ACTION ITEM: In the records below, find each line containing the word "Chinese" and copy it.

MATERIAL PROVIDED:

>>

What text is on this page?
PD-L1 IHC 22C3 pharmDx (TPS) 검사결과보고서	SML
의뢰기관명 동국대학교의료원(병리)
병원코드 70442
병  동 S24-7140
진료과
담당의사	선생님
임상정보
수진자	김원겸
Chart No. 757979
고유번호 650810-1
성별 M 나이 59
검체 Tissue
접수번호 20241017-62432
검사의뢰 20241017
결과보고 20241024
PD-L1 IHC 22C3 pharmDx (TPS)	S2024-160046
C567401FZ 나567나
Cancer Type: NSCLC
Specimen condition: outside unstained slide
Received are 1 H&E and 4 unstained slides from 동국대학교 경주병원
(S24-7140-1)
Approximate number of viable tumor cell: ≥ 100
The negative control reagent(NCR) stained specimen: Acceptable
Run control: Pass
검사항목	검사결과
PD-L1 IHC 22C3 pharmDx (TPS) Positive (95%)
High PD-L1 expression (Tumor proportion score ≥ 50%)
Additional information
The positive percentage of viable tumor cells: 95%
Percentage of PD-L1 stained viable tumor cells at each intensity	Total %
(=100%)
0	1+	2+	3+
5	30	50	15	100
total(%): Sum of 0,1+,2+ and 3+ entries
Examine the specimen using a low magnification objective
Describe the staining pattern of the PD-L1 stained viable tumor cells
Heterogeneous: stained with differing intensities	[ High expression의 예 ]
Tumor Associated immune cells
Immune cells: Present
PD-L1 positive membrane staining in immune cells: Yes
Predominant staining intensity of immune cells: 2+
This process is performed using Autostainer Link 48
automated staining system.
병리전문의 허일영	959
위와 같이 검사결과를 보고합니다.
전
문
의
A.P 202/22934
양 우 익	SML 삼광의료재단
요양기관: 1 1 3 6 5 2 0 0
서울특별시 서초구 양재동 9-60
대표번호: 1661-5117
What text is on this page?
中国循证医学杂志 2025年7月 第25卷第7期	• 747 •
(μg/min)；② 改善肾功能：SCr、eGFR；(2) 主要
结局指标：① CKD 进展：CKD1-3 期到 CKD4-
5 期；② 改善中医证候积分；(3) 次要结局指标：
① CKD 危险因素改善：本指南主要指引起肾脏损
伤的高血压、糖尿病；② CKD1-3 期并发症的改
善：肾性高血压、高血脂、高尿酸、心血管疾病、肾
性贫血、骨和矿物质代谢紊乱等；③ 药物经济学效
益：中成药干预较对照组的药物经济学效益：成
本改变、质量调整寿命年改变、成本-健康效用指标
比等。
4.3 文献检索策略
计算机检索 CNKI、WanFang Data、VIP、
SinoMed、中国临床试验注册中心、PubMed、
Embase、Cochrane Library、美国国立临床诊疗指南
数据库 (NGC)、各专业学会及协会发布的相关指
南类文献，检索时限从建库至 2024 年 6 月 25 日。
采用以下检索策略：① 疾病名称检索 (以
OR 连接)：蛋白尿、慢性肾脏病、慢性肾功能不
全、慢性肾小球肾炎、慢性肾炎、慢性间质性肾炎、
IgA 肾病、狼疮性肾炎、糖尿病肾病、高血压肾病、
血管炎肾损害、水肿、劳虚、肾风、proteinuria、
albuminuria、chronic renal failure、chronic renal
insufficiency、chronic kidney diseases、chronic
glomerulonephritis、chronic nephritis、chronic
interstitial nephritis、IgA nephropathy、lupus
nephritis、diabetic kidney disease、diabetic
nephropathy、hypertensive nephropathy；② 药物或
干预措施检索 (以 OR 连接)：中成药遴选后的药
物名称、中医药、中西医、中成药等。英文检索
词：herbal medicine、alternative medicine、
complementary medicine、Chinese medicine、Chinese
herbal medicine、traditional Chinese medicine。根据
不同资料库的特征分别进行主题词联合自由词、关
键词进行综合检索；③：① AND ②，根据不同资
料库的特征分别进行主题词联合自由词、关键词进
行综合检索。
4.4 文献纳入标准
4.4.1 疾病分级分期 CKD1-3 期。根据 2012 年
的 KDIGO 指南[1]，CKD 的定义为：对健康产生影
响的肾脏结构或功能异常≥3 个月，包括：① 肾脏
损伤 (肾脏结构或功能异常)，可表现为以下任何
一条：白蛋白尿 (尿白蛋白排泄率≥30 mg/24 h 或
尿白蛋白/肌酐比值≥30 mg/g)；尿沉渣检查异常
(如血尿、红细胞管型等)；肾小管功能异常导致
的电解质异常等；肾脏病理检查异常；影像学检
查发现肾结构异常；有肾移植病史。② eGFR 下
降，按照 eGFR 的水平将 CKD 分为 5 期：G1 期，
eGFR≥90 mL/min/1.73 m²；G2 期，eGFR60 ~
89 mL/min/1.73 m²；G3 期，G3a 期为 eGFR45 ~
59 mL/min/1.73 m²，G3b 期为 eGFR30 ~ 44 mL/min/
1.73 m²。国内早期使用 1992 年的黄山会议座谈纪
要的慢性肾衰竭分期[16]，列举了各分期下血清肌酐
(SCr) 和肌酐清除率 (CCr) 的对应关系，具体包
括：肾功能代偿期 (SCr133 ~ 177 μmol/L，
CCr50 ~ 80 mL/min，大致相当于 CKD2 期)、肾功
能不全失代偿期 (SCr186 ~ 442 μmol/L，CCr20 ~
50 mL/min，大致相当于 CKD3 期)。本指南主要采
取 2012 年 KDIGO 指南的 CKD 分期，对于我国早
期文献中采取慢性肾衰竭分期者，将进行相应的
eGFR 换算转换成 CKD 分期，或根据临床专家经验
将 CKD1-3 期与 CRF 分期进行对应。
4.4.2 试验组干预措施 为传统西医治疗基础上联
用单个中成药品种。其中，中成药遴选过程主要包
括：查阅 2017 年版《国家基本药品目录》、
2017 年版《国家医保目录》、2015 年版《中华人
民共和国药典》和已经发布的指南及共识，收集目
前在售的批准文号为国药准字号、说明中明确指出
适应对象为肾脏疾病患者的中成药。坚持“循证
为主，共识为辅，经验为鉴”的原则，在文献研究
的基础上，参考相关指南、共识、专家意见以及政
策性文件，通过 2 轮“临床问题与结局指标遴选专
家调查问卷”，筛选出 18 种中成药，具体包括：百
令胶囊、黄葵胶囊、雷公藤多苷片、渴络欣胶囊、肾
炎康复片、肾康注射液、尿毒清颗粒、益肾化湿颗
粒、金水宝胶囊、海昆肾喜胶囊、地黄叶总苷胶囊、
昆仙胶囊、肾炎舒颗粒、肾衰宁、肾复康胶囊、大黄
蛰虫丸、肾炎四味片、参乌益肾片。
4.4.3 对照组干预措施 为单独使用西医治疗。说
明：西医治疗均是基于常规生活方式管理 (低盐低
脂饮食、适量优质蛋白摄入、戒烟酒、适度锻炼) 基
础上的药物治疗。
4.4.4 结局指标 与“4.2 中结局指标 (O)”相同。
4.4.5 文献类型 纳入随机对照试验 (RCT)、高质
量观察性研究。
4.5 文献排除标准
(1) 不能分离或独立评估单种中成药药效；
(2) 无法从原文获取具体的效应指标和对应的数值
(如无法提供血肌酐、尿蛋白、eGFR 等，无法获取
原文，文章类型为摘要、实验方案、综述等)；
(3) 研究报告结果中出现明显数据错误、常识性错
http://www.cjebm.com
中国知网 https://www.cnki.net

<<

TASK OUTPUT:
complementary medicine、Chinese medicine、Chinese
herbal medicine、traditional Chinese medicine。根据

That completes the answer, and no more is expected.